**STATED EXERCISE A**
Using the passage on wheel slip control, decide whether each statement agrees with it: (i) the claimed method includes calculating a load of the vehicle; (ii) claim 2 selects the tyre force from a vertical force and a lateral force; (iii) snowy roads are named among the challenging driving conditions. For each, answer yes or no and quote the deciding words.

Advantages of the Invention
[00054] The following paragraphs briefly describe the different advantages that are possible to be achieved through implementation of the present invention, including but not limited to, overcoming various drawbacks associated with conventional systems and methods known in the art.
[00055] An advantage of the present invention is that the proposed method and system consider factors associated with the vehicle such as the load of the vehicle to dynamically and effectively regulate the power transmission to the tyres or rear wheels, thereby ensuring proper operation of the vehicle corresponding to varying frictional limits.
[00056] Another advantage of the present invention is that the method and the system adaptively regulate the transmission of power from the power source to the tyres based on varying environmental conditions, thereby ensuring driving convenience and stability during challenging driving conditions such as wet surfaces, cold environments and dusty roads.
[00057] Yet another advantage of the present invention is that the method and system properly manage the power transmitted to the rear wheels, thereby enhancing the overall stability and safety of the vehicle during operation.
[00058] Still another advantage of the present invention is that the method and system enable to dynamically adjust the maximum power allocation to the tyres, thereby preventing improving the grip of the tyres with the ground surface.

Claims
1. A method of controlling a wheel slip condition of a vehicle, the method comprising:
determining, at least one operating parameter of the vehicle, wherein the operating parameter is selected from a motor speed, a motor torque, an acceleration and an angular velocity;
calculating a load of the vehicle;
determining, a tyre force based on the determined at least one operating parameter;
determining, a level of the wheel slip condition based on the determined tyre force and the calculated vehicle load using a tyre model; and
controlling, supply of a power to the wheel if the detected level exceeds a predefined threshold, to control the wheel slip condition.
2. The method as claimed in claim 1, wherein the tyre force is selected from a longitudinal force and a lateral force.

**DATA TO USE**
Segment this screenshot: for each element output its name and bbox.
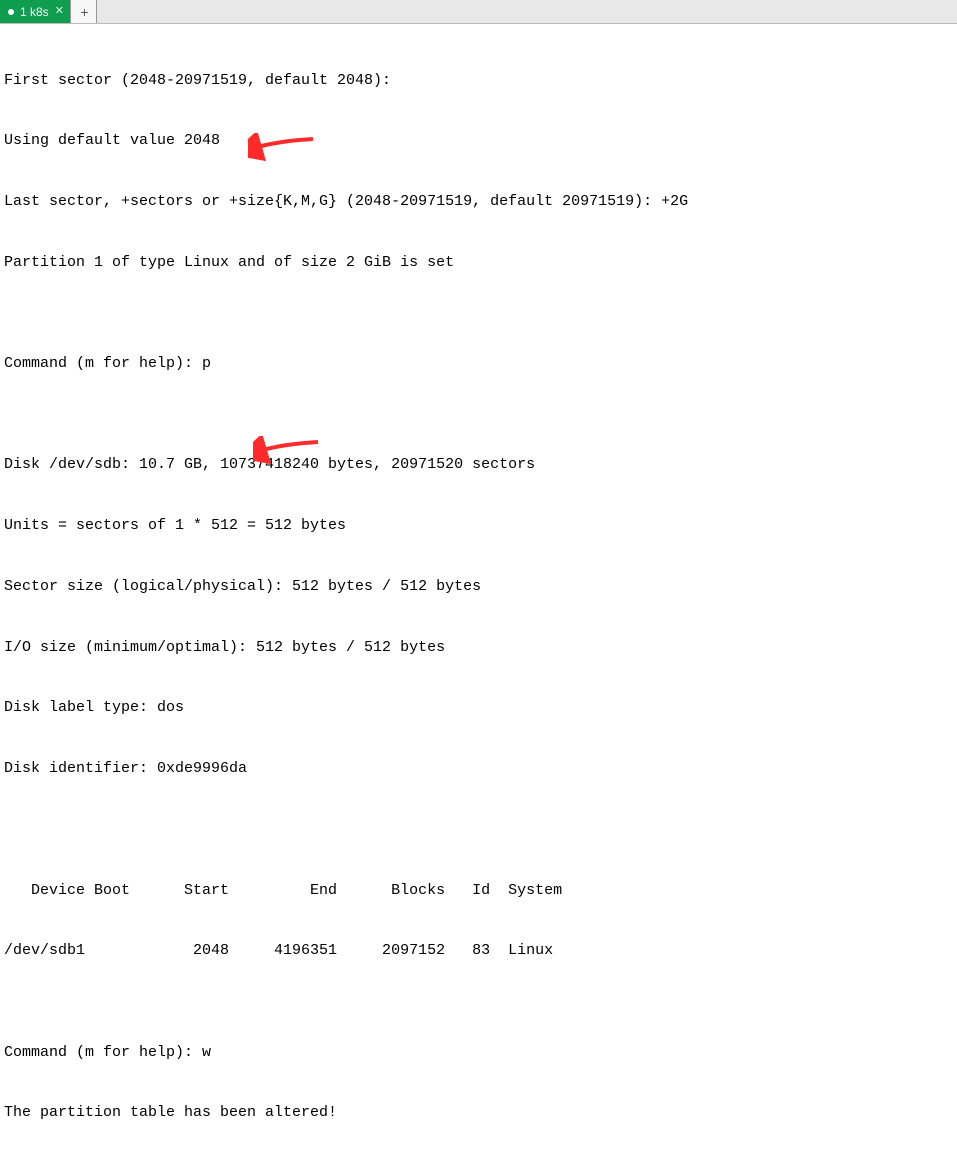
close-icon[interactable]: ✕ [55,6,64,17]
partition-table-row: /dev/sdb1 2048 4196351 2097152 83 Linux [4,941,953,961]
terminal-line: Last sector, +sectors or +size{K,M,G} (2… [4,192,953,212]
tab-bar: 1 k8s ✕ + [0,0,957,24]
terminal-line: Partition 1 of type Linux and of size 2 … [4,253,953,273]
terminal-line: Disk label type: dos [4,698,953,718]
terminal-line: First sector (2048-20971519, default 204… [4,71,953,91]
terminal-line: I/O size (minimum/optimal): 512 bytes / … [4,638,953,658]
partition-table-header: Device Boot Start End Blocks Id System [4,881,953,901]
plus-icon: + [80,4,88,20]
terminal-line: Units = sectors of 1 * 512 = 512 bytes [4,516,953,536]
tab-status-dot [8,9,14,15]
new-tab-button[interactable]: + [71,0,97,23]
terminal-line: Disk /dev/sdb: 10.7 GB, 10737418240 byte… [4,455,953,475]
terminal-line: Command (m for help): p [4,354,953,374]
terminal-line: The partition table has been altered! [4,1103,953,1123]
terminal-blank [4,820,953,840]
terminal-line: Disk identifier: 0xde9996da [4,759,953,779]
terminal-line: Command (m for help): w [4,1043,953,1063]
tab-label: 1 k8s [20,5,49,19]
tab-k8s[interactable]: 1 k8s ✕ [0,0,71,23]
terminal-output[interactable]: First sector (2048-20971519, default 204… [0,24,957,1150]
terminal-line: Sector size (logical/physical): 512 byte… [4,577,953,597]
terminal-line: Using default value 2048 [4,131,953,151]
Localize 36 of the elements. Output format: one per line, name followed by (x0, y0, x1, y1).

**STATED EXERCISE B**
Rewrite all of the records above with every "terminal-line" changed to "console-line" and nothing else altered, omitting the pictures.

**CORRECT RESULT A**
(i) Yes: "calculating a load of the vehicle;"
(ii) No: "wherein the tyre force is selected from a longitudinal force and a lateral force."
(iii) No: "such as wet surfaces, cold environments and dusty roads."

**CORRECT RESULT B**
Segment this screenshot: for each element output its name and bbox.
close-icon[interactable]: ✕ [55,6,64,17]
partition-table-row: /dev/sdb1 2048 4196351 2097152 83 Linux [4,941,953,961]
console-line: Last sector, +sectors or +size{K,M,G} (2… [4,192,953,212]
tab-bar: 1 k8s ✕ + [0,0,957,24]
console-line: Partition 1 of type Linux and of size 2 … [4,253,953,273]
console-line: Disk label type: dos [4,698,953,718]
console-line: First sector (2048-20971519, default 204… [4,71,953,91]
console-line: I/O size (minimum/optimal): 512 bytes / … [4,638,953,658]
partition-table-header: Device Boot Start End Blocks Id System [4,881,953,901]
plus-icon: + [80,4,88,20]
console-line: Units = sectors of 1 * 512 = 512 bytes [4,516,953,536]
tab-status-dot [8,9,14,15]
new-tab-button[interactable]: + [71,0,97,23]
console-line: Disk /dev/sdb: 10.7 GB, 10737418240 byte… [4,455,953,475]
console-line: Command (m for help): p [4,354,953,374]
console-line: The partition table has been altered! [4,1103,953,1123]
terminal-blank [4,820,953,840]
console-line: Disk identifier: 0xde9996da [4,759,953,779]
console-line: Command (m for help): w [4,1043,953,1063]
tab-label: 1 k8s [20,5,49,19]
tab-k8s[interactable]: 1 k8s ✕ [0,0,71,23]
terminal-output[interactable]: First sector (2048-20971519, default 204… [0,24,957,1150]
console-line: Sector size (logical/physical): 512 byte… [4,577,953,597]
console-line: Using default value 2048 [4,131,953,151]
Localize 36 of the elements. Output format: one per line, name followed by (x0, y0, x1, y1).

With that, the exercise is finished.